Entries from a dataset
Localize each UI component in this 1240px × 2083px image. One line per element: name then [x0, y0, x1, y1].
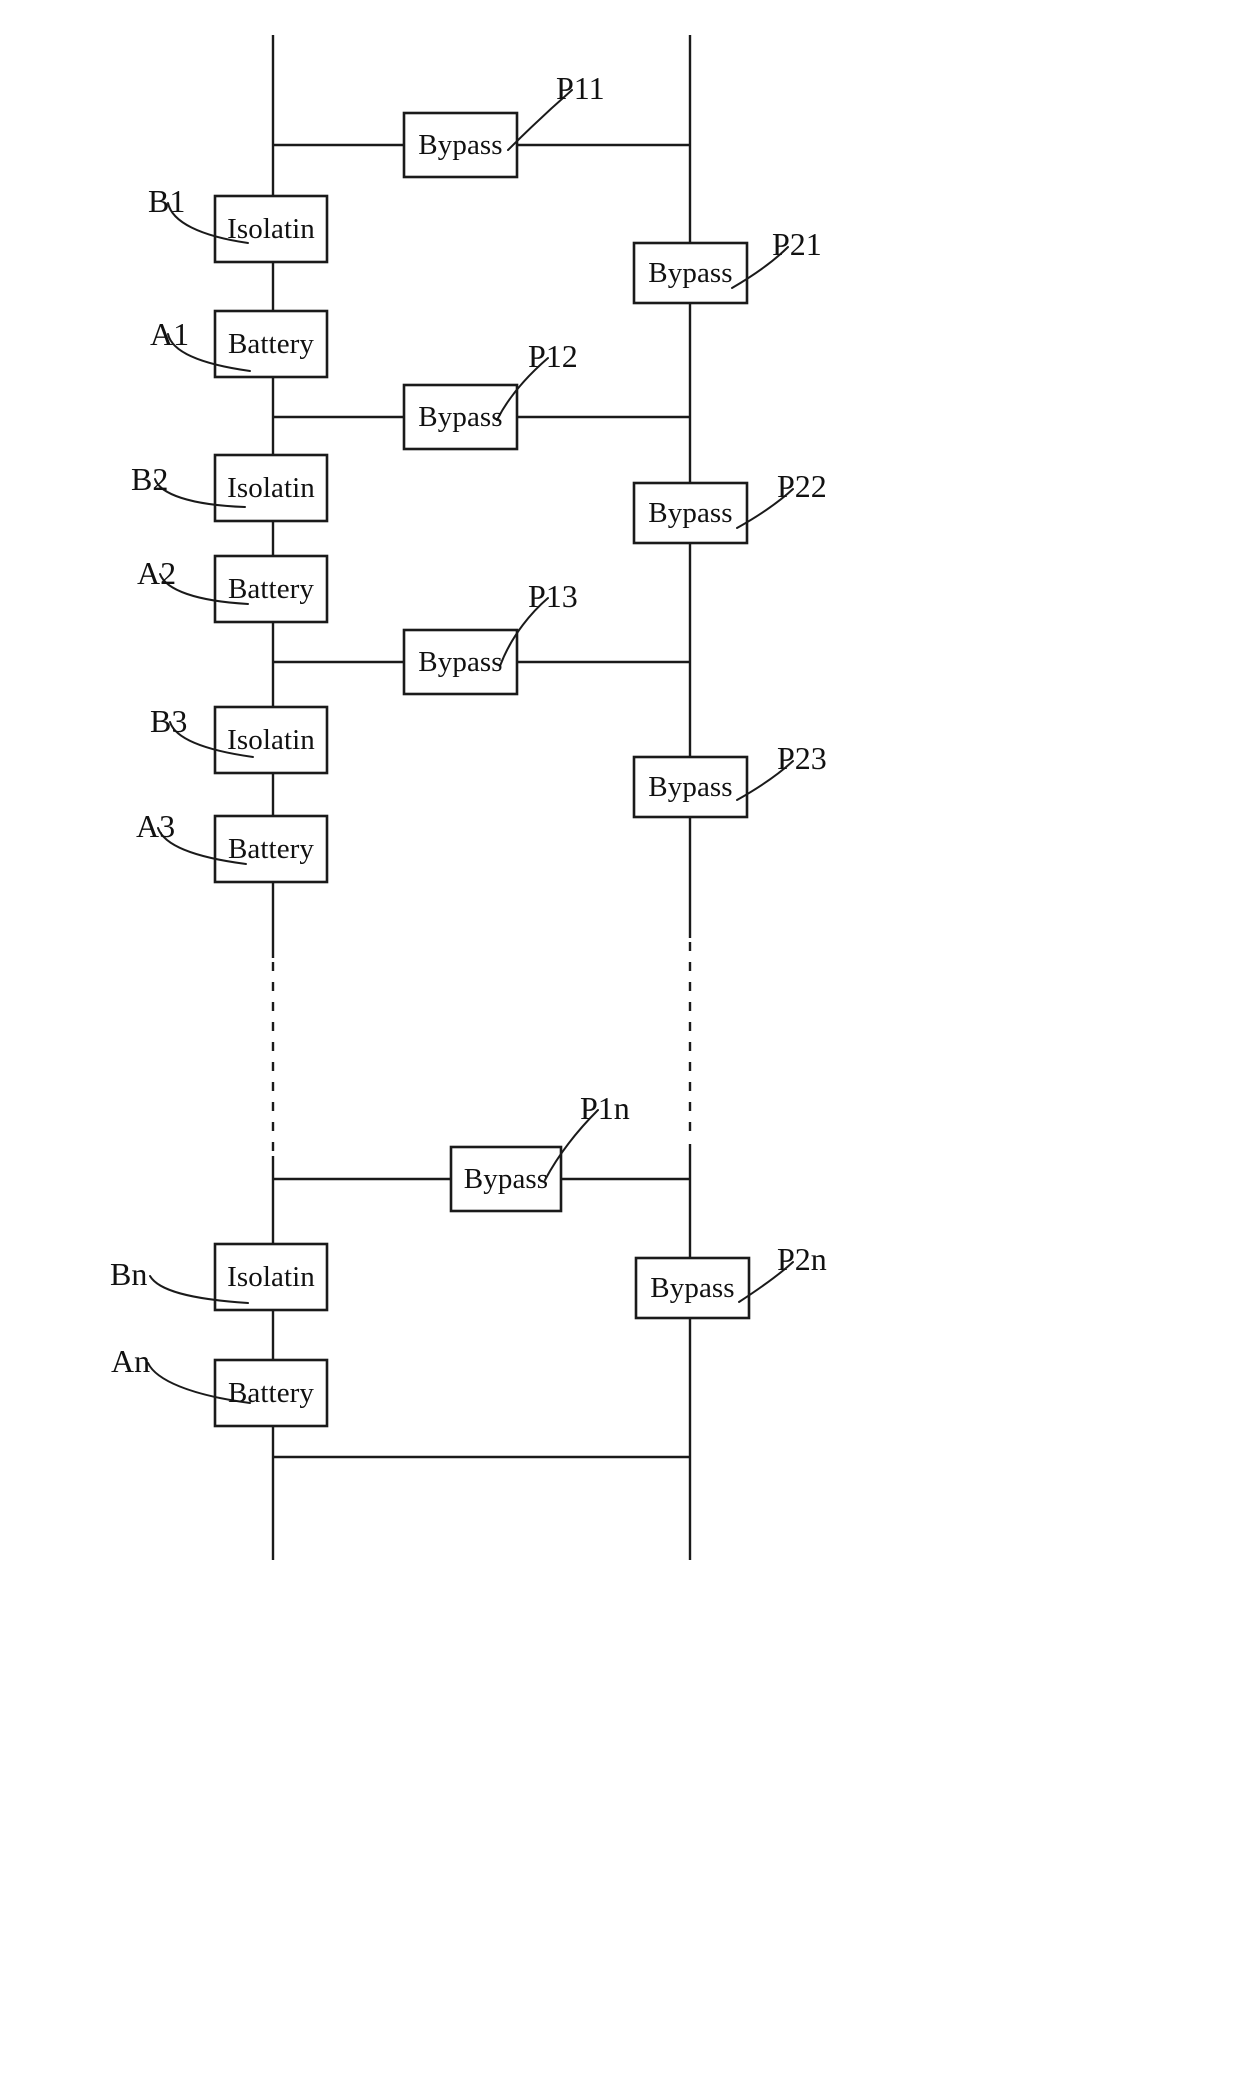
- ref-label-p2n: P2n: [777, 1241, 827, 1277]
- diagram-lines: [147, 35, 794, 1560]
- ref-label-p21: P21: [772, 226, 822, 262]
- box-bypass-p11: [402, 111, 519, 179]
- ref-label-bn: Bn: [110, 1256, 148, 1292]
- ref-label-b2: B2: [131, 461, 169, 497]
- ref-label-b1: B1: [148, 183, 186, 219]
- box-bypass-p21: [632, 241, 749, 305]
- ref-label-b3: B3: [150, 703, 188, 739]
- ref-label-an: An: [111, 1343, 151, 1379]
- diagram-canvas: Isolatin Battery Isolatin Battery Isolat…: [0, 0, 1240, 2083]
- box-isolatin-b2: [213, 453, 329, 523]
- ref-label-a1: A1: [150, 316, 190, 352]
- box-battery-an: [213, 1358, 329, 1428]
- box-battery-a2: [213, 554, 329, 624]
- box-isolatin-bn: [213, 1242, 329, 1312]
- ref-label-p22: P22: [777, 468, 827, 504]
- box-bypass-p12: [402, 383, 519, 451]
- ref-label-p12: P12: [528, 338, 578, 374]
- box-bypass-p23: [632, 755, 749, 819]
- ref-label-p13: P13: [528, 578, 578, 614]
- box-bypass-p13: [402, 628, 519, 696]
- ref-label-p1n: P1n: [580, 1090, 630, 1126]
- ref-label-p11: P11: [556, 70, 605, 106]
- ref-label-p23: P23: [777, 740, 827, 776]
- ref-label-a2: A2: [137, 555, 177, 591]
- ref-label-a3: A3: [136, 808, 176, 844]
- box-battery-a3: [213, 814, 329, 884]
- box-bypass-p22: [632, 481, 749, 545]
- box-isolatin-b1: [213, 194, 329, 264]
- box-bypass-p2n: [634, 1256, 751, 1320]
- box-isolatin-b3: [213, 705, 329, 775]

EXERCISE AIM
Turn every line of the rows above into a numbered list, skipping blank lines and leaving out the pictures.

FULL SOLUTION
1. Localize each UI component in this 1240px × 2083px image. One line per element: name then [x0, y0, x1, y1].
2. - ref-label-p2n: P2n: [777, 1241, 827, 1277]
3. - diagram-lines: [147, 35, 794, 1560]
4. - ref-label-p21: P21: [772, 226, 822, 262]
5. - box-bypass-p11: [402, 111, 519, 179]
6. - ref-label-bn: Bn: [110, 1256, 148, 1292]
7. - ref-label-b2: B2: [131, 461, 169, 497]
8. - ref-label-b1: B1: [148, 183, 186, 219]
9. - box-bypass-p21: [632, 241, 749, 305]
10. - ref-label-b3: B3: [150, 703, 188, 739]
11. - ref-label-an: An: [111, 1343, 151, 1379]
12. - diagram-canvas: Isolatin Battery Isolatin Battery Isolat…: [0, 0, 1240, 2083]
13. - box-isolatin-b2: [213, 453, 329, 523]
14. - ref-label-a1: A1: [150, 316, 190, 352]
15. - box-battery-an: [213, 1358, 329, 1428]
16. - box-battery-a2: [213, 554, 329, 624]
17. - box-isolatin-bn: [213, 1242, 329, 1312]
18. - ref-label-p22: P22: [777, 468, 827, 504]
19. - box-bypass-p12: [402, 383, 519, 451]
20. - ref-label-p12: P12: [528, 338, 578, 374]
21. - box-bypass-p23: [632, 755, 749, 819]
22. - ref-label-p13: P13: [528, 578, 578, 614]
23. - box-bypass-p13: [402, 628, 519, 696]
24. - ref-label-p1n: P1n: [580, 1090, 630, 1126]
25. - ref-label-p11: P11: [556, 70, 605, 106]
26. - ref-label-p23: P23: [777, 740, 827, 776]
27. - ref-label-a2: A2: [137, 555, 177, 591]
28. - ref-label-a3: A3: [136, 808, 176, 844]
29. - box-battery-a3: [213, 814, 329, 884]
30. - box-bypass-p22: [632, 481, 749, 545]
31. - box-isolatin-b1: [213, 194, 329, 264]
32. - box-bypass-p2n: [634, 1256, 751, 1320]
33. - box-isolatin-b3: [213, 705, 329, 775]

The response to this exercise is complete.